Dataset records
--- begin ---

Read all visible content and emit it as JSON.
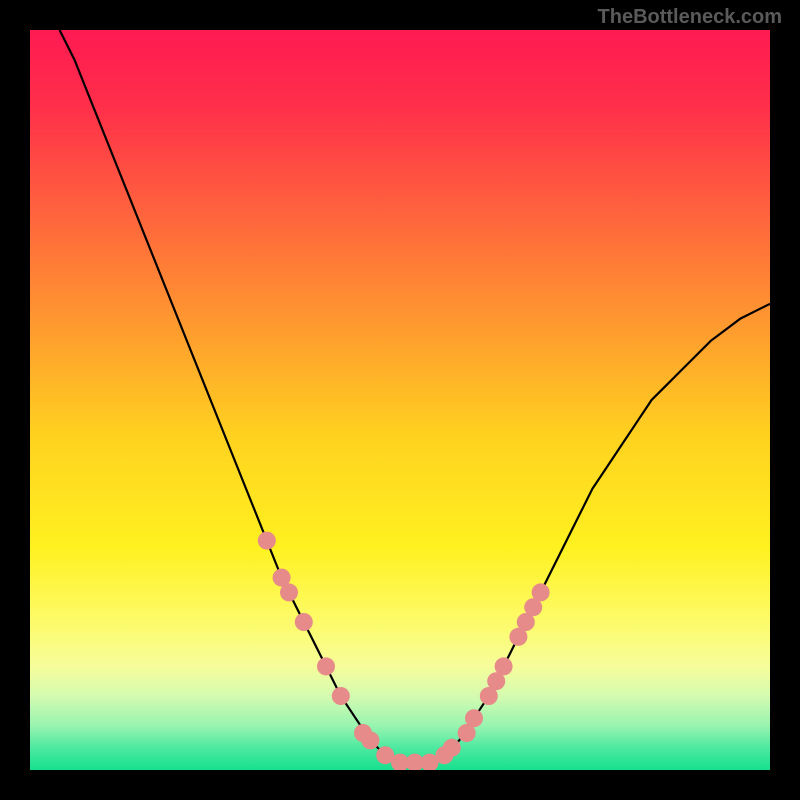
{
  "watermark": "TheBottleneck.com",
  "chart_data": {
    "type": "line",
    "title": "",
    "xlabel": "",
    "ylabel": "",
    "xlim": [
      0,
      100
    ],
    "ylim": [
      0,
      100
    ],
    "background_gradient": {
      "stops": [
        {
          "offset": 0.0,
          "color": "#ff1a52"
        },
        {
          "offset": 0.1,
          "color": "#ff2e4a"
        },
        {
          "offset": 0.25,
          "color": "#ff643d"
        },
        {
          "offset": 0.4,
          "color": "#ff9a2f"
        },
        {
          "offset": 0.55,
          "color": "#ffd21f"
        },
        {
          "offset": 0.7,
          "color": "#fff120"
        },
        {
          "offset": 0.8,
          "color": "#fdfb6a"
        },
        {
          "offset": 0.86,
          "color": "#f6fd9a"
        },
        {
          "offset": 0.9,
          "color": "#d4fbb0"
        },
        {
          "offset": 0.94,
          "color": "#99f4b0"
        },
        {
          "offset": 0.97,
          "color": "#4de9a0"
        },
        {
          "offset": 1.0,
          "color": "#16e08e"
        }
      ]
    },
    "series": [
      {
        "name": "bottleneck-curve",
        "color": "#000000",
        "x": [
          4,
          6,
          8,
          10,
          12,
          14,
          16,
          18,
          20,
          22,
          24,
          26,
          28,
          30,
          32,
          34,
          36,
          38,
          40,
          42,
          44,
          46,
          48,
          50,
          52,
          54,
          56,
          58,
          60,
          62,
          64,
          66,
          68,
          70,
          72,
          74,
          76,
          78,
          80,
          82,
          84,
          86,
          88,
          90,
          92,
          94,
          96,
          98,
          100
        ],
        "y": [
          100,
          96,
          91,
          86,
          81,
          76,
          71,
          66,
          61,
          56,
          51,
          46,
          41,
          36,
          31,
          26,
          22,
          18,
          14,
          10,
          7,
          4,
          2,
          1,
          0.5,
          1,
          2,
          4,
          7,
          10,
          14,
          18,
          22,
          26,
          30,
          34,
          38,
          41,
          44,
          47,
          50,
          52,
          54,
          56,
          58,
          59.5,
          61,
          62,
          63
        ]
      }
    ],
    "markers": {
      "name": "highlight-dots",
      "color": "#e68a8a",
      "radius": 9,
      "points": [
        {
          "x": 32,
          "y": 31
        },
        {
          "x": 34,
          "y": 26
        },
        {
          "x": 35,
          "y": 24
        },
        {
          "x": 37,
          "y": 20
        },
        {
          "x": 40,
          "y": 14
        },
        {
          "x": 42,
          "y": 10
        },
        {
          "x": 45,
          "y": 5
        },
        {
          "x": 46,
          "y": 4
        },
        {
          "x": 48,
          "y": 2
        },
        {
          "x": 50,
          "y": 1
        },
        {
          "x": 52,
          "y": 1
        },
        {
          "x": 54,
          "y": 1
        },
        {
          "x": 56,
          "y": 2
        },
        {
          "x": 57,
          "y": 3
        },
        {
          "x": 59,
          "y": 5
        },
        {
          "x": 60,
          "y": 7
        },
        {
          "x": 62,
          "y": 10
        },
        {
          "x": 63,
          "y": 12
        },
        {
          "x": 64,
          "y": 14
        },
        {
          "x": 66,
          "y": 18
        },
        {
          "x": 67,
          "y": 20
        },
        {
          "x": 68,
          "y": 22
        },
        {
          "x": 69,
          "y": 24
        }
      ]
    }
  }
}
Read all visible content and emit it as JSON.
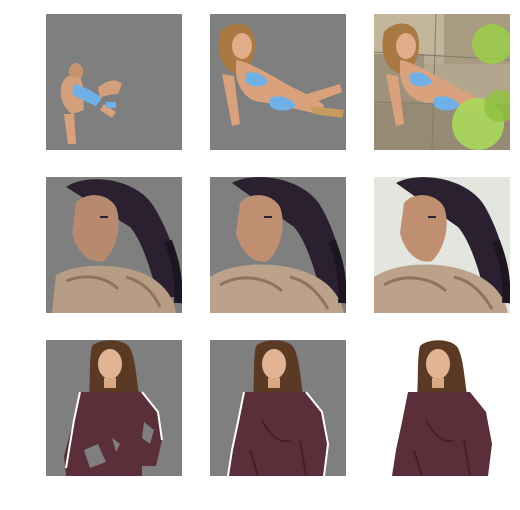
{
  "figure": {
    "rows": [
      {
        "subject": "woman-blue-bikini",
        "tiles": [
          {
            "variant": "partial-cutout",
            "background_color": "#7f7f7f"
          },
          {
            "variant": "refined-cutout",
            "background_color": "#7f7f7f"
          },
          {
            "variant": "original-photo",
            "background_color": "#b9ad98"
          }
        ]
      },
      {
        "subject": "woman-fur-coat",
        "tiles": [
          {
            "variant": "partial-cutout",
            "background_color": "#7f7f7f"
          },
          {
            "variant": "refined-cutout",
            "background_color": "#7f7f7f"
          },
          {
            "variant": "original-photo",
            "background_color": "#e2e6df"
          }
        ]
      },
      {
        "subject": "woman-maroon-top",
        "tiles": [
          {
            "variant": "partial-cutout",
            "background_color": "#7f7f7f"
          },
          {
            "variant": "refined-cutout",
            "background_color": "#7f7f7f"
          },
          {
            "variant": "original-photo",
            "background_color": "#ffffff"
          }
        ]
      }
    ],
    "colors": {
      "matte_gray": "#7f7f7f",
      "skin": "#d9a27c",
      "bikini": "#6fb1e6",
      "hair_blonde": "#a97944",
      "hair_dark": "#2b2030",
      "fur": "#b89d86",
      "maroon_top": "#5a2f3a",
      "hair_brown": "#5b3a25",
      "rock": "#a99a82",
      "foliage": "#9ccf4a"
    }
  }
}
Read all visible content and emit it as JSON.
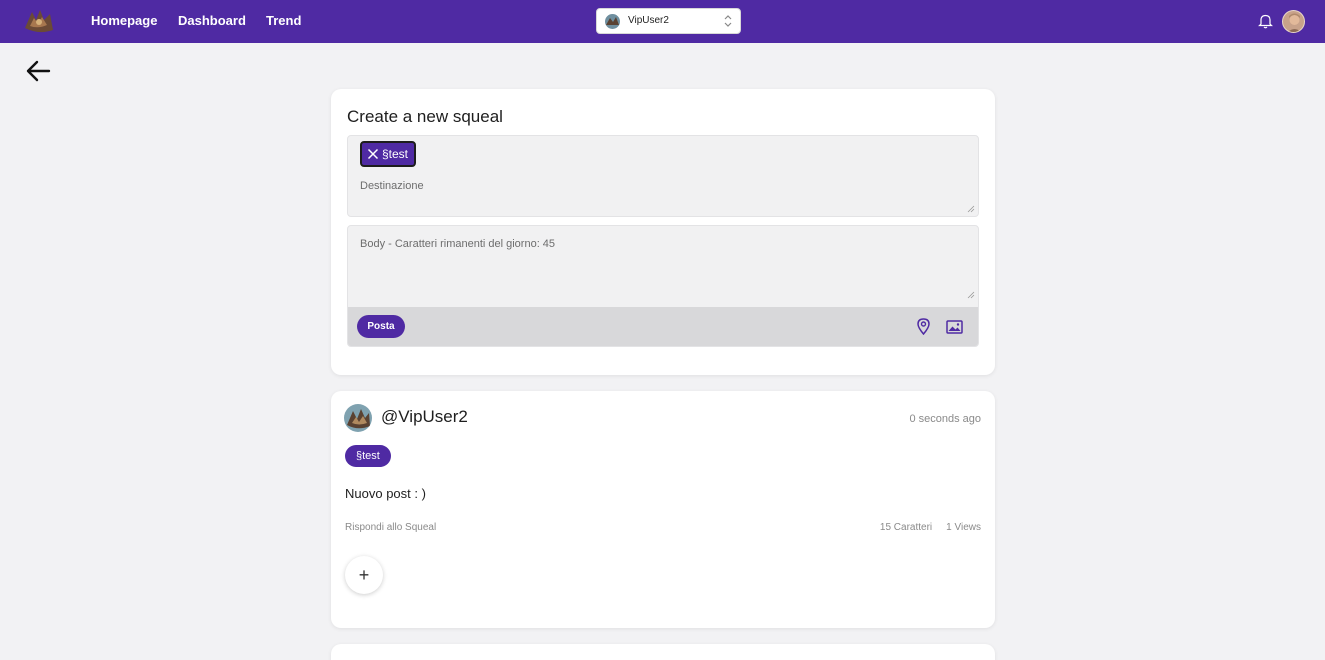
{
  "nav": {
    "links": [
      "Homepage",
      "Dashboard",
      "Trend"
    ],
    "account_select": "VipUser2"
  },
  "create": {
    "title": "Create a new squeal",
    "selected_destination": "§test",
    "destination_placeholder": "Destinazione",
    "body_placeholder": "Body - Caratteri rimanenti del giorno: 45",
    "post_label": "Posta"
  },
  "post": {
    "username": "@VipUser2",
    "time": "0 seconds ago",
    "tag": "§test",
    "body": "Nuovo post : )",
    "reply_label": "Rispondi allo Squeal",
    "characters": "15 Caratteri",
    "views": "1 Views",
    "add_label": "+"
  },
  "colors": {
    "brand": "#4f2aa3",
    "background": "#f2f2f4"
  },
  "icons": [
    "logo-icon",
    "chevron-updown-icon",
    "bell-icon",
    "back-arrow-icon",
    "close-icon",
    "location-pin-icon",
    "image-icon"
  ]
}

--- end ---

=== YOUR TASK ===
Repeat every record above exactly, but leave out any pictures.

=== OUTPUT BELOW ===
Read all visible content and emit it as JSON.
{
  "watermark": "TheBottleneck.com",
  "chart_data": {
    "type": "line",
    "title": "",
    "xlabel": "",
    "ylabel": "",
    "xlim": [
      0,
      100
    ],
    "ylim": [
      0,
      100
    ],
    "background_gradient": {
      "stops": [
        {
          "offset": 0.0,
          "color": "#ff1a52"
        },
        {
          "offset": 0.1,
          "color": "#ff2e4a"
        },
        {
          "offset": 0.25,
          "color": "#ff643d"
        },
        {
          "offset": 0.4,
          "color": "#ff9a2f"
        },
        {
          "offset": 0.55,
          "color": "#ffd21f"
        },
        {
          "offset": 0.7,
          "color": "#fff120"
        },
        {
          "offset": 0.8,
          "color": "#fdfb6a"
        },
        {
          "offset": 0.86,
          "color": "#f6fd9a"
        },
        {
          "offset": 0.9,
          "color": "#d4fbb0"
        },
        {
          "offset": 0.94,
          "color": "#99f4b0"
        },
        {
          "offset": 0.97,
          "color": "#4de9a0"
        },
        {
          "offset": 1.0,
          "color": "#16e08e"
        }
      ]
    },
    "series": [
      {
        "name": "bottleneck-curve",
        "color": "#000000",
        "x": [
          4,
          6,
          8,
          10,
          12,
          14,
          16,
          18,
          20,
          22,
          24,
          26,
          28,
          30,
          32,
          34,
          36,
          38,
          40,
          42,
          44,
          46,
          48,
          50,
          52,
          54,
          56,
          58,
          60,
          62,
          64,
          66,
          68,
          70,
          72,
          74,
          76,
          78,
          80,
          82,
          84,
          86,
          88,
          90,
          92,
          94,
          96,
          98,
          100
        ],
        "y": [
          100,
          96,
          91,
          86,
          81,
          76,
          71,
          66,
          61,
          56,
          51,
          46,
          41,
          36,
          31,
          26,
          22,
          18,
          14,
          10,
          7,
          4,
          2,
          1,
          0.5,
          1,
          2,
          4,
          7,
          10,
          14,
          18,
          22,
          26,
          30,
          34,
          38,
          41,
          44,
          47,
          50,
          52,
          54,
          56,
          58,
          59.5,
          61,
          62,
          63
        ]
      }
    ],
    "markers": {
      "name": "highlight-dots",
      "color": "#e68a8a",
      "radius": 9,
      "points": [
        {
          "x": 32,
          "y": 31
        },
        {
          "x": 34,
          "y": 26
        },
        {
          "x": 35,
          "y": 24
        },
        {
          "x": 37,
          "y": 20
        },
        {
          "x": 40,
          "y": 14
        },
        {
          "x": 42,
          "y": 10
        },
        {
          "x": 45,
          "y": 5
        },
        {
          "x": 46,
          "y": 4
        },
        {
          "x": 48,
          "y": 2
        },
        {
          "x": 50,
          "y": 1
        },
        {
          "x": 52,
          "y": 1
        },
        {
          "x": 54,
          "y": 1
        },
        {
          "x": 56,
          "y": 2
        },
        {
          "x": 57,
          "y": 3
        },
        {
          "x": 59,
          "y": 5
        },
        {
          "x": 60,
          "y": 7
        },
        {
          "x": 62,
          "y": 10
        },
        {
          "x": 63,
          "y": 12
        },
        {
          "x": 64,
          "y": 14
        },
        {
          "x": 66,
          "y": 18
        },
        {
          "x": 67,
          "y": 20
        },
        {
          "x": 68,
          "y": 22
        },
        {
          "x": 69,
          "y": 24
        }
      ]
    }
  }
}
Read all visible content and emit it as JSON.
{
  "figure": {
    "rows": [
      {
        "subject": "woman-blue-bikini",
        "tiles": [
          {
            "variant": "partial-cutout",
            "background_color": "#7f7f7f"
          },
          {
            "variant": "refined-cutout",
            "background_color": "#7f7f7f"
          },
          {
            "variant": "original-photo",
            "background_color": "#b9ad98"
          }
        ]
      },
      {
        "subject": "woman-fur-coat",
        "tiles": [
          {
            "variant": "partial-cutout",
            "background_color": "#7f7f7f"
          },
          {
            "variant": "refined-cutout",
            "background_color": "#7f7f7f"
          },
          {
            "variant": "original-photo",
            "background_color": "#e2e6df"
          }
        ]
      },
      {
        "subject": "woman-maroon-top",
        "tiles": [
          {
            "variant": "partial-cutout",
            "background_color": "#7f7f7f"
          },
          {
            "variant": "refined-cutout",
            "background_color": "#7f7f7f"
          },
          {
            "variant": "original-photo",
            "background_color": "#ffffff"
          }
        ]
      }
    ],
    "colors": {
      "matte_gray": "#7f7f7f",
      "skin": "#d9a27c",
      "bikini": "#6fb1e6",
      "hair_blonde": "#a97944",
      "hair_dark": "#2b2030",
      "fur": "#b89d86",
      "maroon_top": "#5a2f3a",
      "hair_brown": "#5b3a25",
      "rock": "#a99a82",
      "foliage": "#9ccf4a"
    }
  }
}
Read all visible content and emit it as JSON.
{
  "nav": {
    "links": [
      "Homepage",
      "Dashboard",
      "Trend"
    ],
    "account_select": "VipUser2"
  },
  "create": {
    "title": "Create a new squeal",
    "selected_destination": "§test",
    "destination_placeholder": "Destinazione",
    "body_placeholder": "Body - Caratteri rimanenti del giorno: 45",
    "post_label": "Posta"
  },
  "post": {
    "username": "@VipUser2",
    "time": "0 seconds ago",
    "tag": "§test",
    "body": "Nuovo post : )",
    "reply_label": "Rispondi allo Squeal",
    "characters": "15 Caratteri",
    "views": "1 Views",
    "add_label": "+"
  },
  "colors": {
    "brand": "#4f2aa3",
    "background": "#f2f2f4"
  },
  "icons": [
    "logo-icon",
    "chevron-updown-icon",
    "bell-icon",
    "back-arrow-icon",
    "close-icon",
    "location-pin-icon",
    "image-icon"
  ]
}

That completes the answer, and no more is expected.